— Begin Data in this exercise —

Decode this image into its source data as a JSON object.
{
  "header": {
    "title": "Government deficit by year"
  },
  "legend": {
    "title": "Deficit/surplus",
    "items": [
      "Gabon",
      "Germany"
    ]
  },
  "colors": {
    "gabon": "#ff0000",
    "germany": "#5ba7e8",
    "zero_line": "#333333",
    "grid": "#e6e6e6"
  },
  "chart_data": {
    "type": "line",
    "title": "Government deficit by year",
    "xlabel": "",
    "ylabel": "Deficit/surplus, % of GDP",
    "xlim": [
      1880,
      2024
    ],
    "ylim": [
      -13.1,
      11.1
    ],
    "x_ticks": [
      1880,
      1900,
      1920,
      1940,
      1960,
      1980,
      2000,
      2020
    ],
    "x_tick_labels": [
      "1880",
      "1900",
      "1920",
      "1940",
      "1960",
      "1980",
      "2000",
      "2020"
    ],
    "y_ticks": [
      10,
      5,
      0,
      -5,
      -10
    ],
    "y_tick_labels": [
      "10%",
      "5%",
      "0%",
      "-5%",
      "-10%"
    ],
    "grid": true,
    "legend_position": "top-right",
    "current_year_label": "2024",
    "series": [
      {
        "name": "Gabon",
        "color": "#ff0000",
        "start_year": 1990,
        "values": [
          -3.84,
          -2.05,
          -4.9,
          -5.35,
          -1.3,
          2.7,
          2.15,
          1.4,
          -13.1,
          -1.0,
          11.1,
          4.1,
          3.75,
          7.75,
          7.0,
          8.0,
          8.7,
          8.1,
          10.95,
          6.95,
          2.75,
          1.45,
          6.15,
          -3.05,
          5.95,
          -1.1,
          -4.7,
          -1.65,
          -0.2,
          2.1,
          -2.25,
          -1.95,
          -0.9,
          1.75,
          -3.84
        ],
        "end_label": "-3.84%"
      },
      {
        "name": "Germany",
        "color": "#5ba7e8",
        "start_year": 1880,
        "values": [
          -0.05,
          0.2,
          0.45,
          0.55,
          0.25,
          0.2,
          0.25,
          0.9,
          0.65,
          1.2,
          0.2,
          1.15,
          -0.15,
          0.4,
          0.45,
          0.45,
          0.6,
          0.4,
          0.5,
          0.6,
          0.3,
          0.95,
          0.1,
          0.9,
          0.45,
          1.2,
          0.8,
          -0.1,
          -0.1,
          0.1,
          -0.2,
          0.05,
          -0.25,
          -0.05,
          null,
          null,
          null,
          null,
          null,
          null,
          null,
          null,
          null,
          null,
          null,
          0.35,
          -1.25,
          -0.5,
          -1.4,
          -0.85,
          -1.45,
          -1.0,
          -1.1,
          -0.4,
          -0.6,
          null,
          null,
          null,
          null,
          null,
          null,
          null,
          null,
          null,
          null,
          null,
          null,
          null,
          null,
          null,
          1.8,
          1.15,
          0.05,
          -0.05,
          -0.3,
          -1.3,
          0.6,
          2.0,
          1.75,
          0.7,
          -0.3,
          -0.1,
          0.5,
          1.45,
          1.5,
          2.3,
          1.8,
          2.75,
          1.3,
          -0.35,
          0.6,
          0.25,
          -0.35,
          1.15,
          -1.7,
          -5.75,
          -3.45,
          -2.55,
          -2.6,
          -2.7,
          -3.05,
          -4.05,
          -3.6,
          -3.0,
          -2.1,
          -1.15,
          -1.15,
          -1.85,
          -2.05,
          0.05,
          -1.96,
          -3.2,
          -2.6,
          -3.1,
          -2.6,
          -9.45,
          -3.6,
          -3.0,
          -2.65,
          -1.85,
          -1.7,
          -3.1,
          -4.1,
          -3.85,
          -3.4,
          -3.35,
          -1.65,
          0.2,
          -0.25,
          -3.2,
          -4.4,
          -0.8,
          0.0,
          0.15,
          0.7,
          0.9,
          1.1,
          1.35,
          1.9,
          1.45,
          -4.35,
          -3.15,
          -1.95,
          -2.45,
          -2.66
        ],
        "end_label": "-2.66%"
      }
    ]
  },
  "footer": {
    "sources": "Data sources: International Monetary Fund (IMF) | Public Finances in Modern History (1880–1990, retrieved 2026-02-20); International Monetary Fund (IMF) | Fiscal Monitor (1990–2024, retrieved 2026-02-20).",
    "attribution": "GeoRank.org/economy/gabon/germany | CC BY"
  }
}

— End Data in this exercise —

Make an exact copy of every line in the data.

Decode this image into its source data as a JSON object.
{
  "header": {
    "title": "Government deficit by year"
  },
  "legend": {
    "title": "Deficit/surplus",
    "items": [
      "Gabon",
      "Germany"
    ]
  },
  "colors": {
    "gabon": "#ff0000",
    "germany": "#5ba7e8",
    "zero_line": "#333333",
    "grid": "#e6e6e6"
  },
  "chart_data": {
    "type": "line",
    "title": "Government deficit by year",
    "xlabel": "",
    "ylabel": "Deficit/surplus, % of GDP",
    "xlim": [
      1880,
      2024
    ],
    "ylim": [
      -13.1,
      11.1
    ],
    "x_ticks": [
      1880,
      1900,
      1920,
      1940,
      1960,
      1980,
      2000,
      2020
    ],
    "x_tick_labels": [
      "1880",
      "1900",
      "1920",
      "1940",
      "1960",
      "1980",
      "2000",
      "2020"
    ],
    "y_ticks": [
      10,
      5,
      0,
      -5,
      -10
    ],
    "y_tick_labels": [
      "10%",
      "5%",
      "0%",
      "-5%",
      "-10%"
    ],
    "grid": true,
    "legend_position": "top-right",
    "current_year_label": "2024",
    "series": [
      {
        "name": "Gabon",
        "color": "#ff0000",
        "start_year": 1990,
        "values": [
          -3.84,
          -2.05,
          -4.9,
          -5.35,
          -1.3,
          2.7,
          2.15,
          1.4,
          -13.1,
          -1.0,
          11.1,
          4.1,
          3.75,
          7.75,
          7.0,
          8.0,
          8.7,
          8.1,
          10.95,
          6.95,
          2.75,
          1.45,
          6.15,
          -3.05,
          5.95,
          -1.1,
          -4.7,
          -1.65,
          -0.2,
          2.1,
          -2.25,
          -1.95,
          -0.9,
          1.75,
          -3.84
        ],
        "end_label": "-3.84%"
      },
      {
        "name": "Germany",
        "color": "#5ba7e8",
        "start_year": 1880,
        "values": [
          -0.05,
          0.2,
          0.45,
          0.55,
          0.25,
          0.2,
          0.25,
          0.9,
          0.65,
          1.2,
          0.2,
          1.15,
          -0.15,
          0.4,
          0.45,
          0.45,
          0.6,
          0.4,
          0.5,
          0.6,
          0.3,
          0.95,
          0.1,
          0.9,
          0.45,
          1.2,
          0.8,
          -0.1,
          -0.1,
          0.1,
          -0.2,
          0.05,
          -0.25,
          -0.05,
          null,
          null,
          null,
          null,
          null,
          null,
          null,
          null,
          null,
          null,
          null,
          0.35,
          -1.25,
          -0.5,
          -1.4,
          -0.85,
          -1.45,
          -1.0,
          -1.1,
          -0.4,
          -0.6,
          null,
          null,
          null,
          null,
          null,
          null,
          null,
          null,
          null,
          null,
          null,
          null,
          null,
          null,
          null,
          1.8,
          1.15,
          0.05,
          -0.05,
          -0.3,
          -1.3,
          0.6,
          2.0,
          1.75,
          0.7,
          -0.3,
          -0.1,
          0.5,
          1.45,
          1.5,
          2.3,
          1.8,
          2.75,
          1.3,
          -0.35,
          0.6,
          0.25,
          -0.35,
          1.15,
          -1.7,
          -5.75,
          -3.45,
          -2.55,
          -2.6,
          -2.7,
          -3.05,
          -4.05,
          -3.6,
          -3.0,
          -2.1,
          -1.15,
          -1.15,
          -1.85,
          -2.05,
          0.05,
          -1.96,
          -3.2,
          -2.6,
          -3.1,
          -2.6,
          -9.45,
          -3.6,
          -3.0,
          -2.65,
          -1.85,
          -1.7,
          -3.1,
          -4.1,
          -3.85,
          -3.4,
          -3.35,
          -1.65,
          0.2,
          -0.25,
          -3.2,
          -4.4,
          -0.8,
          0.0,
          0.15,
          0.7,
          0.9,
          1.1,
          1.35,
          1.9,
          1.45,
          -4.35,
          -3.15,
          -1.95,
          -2.45,
          -2.66
        ],
        "end_label": "-2.66%"
      }
    ]
  },
  "footer": {
    "sources": "Data sources: International Monetary Fund (IMF) | Public Finances in Modern History (1880–1990, retrieved 2026-02-20); International Monetary Fund (IMF) | Fiscal Monitor (1990–2024, retrieved 2026-02-20).",
    "attribution": "GeoRank.org/economy/gabon/germany | CC BY"
  }
}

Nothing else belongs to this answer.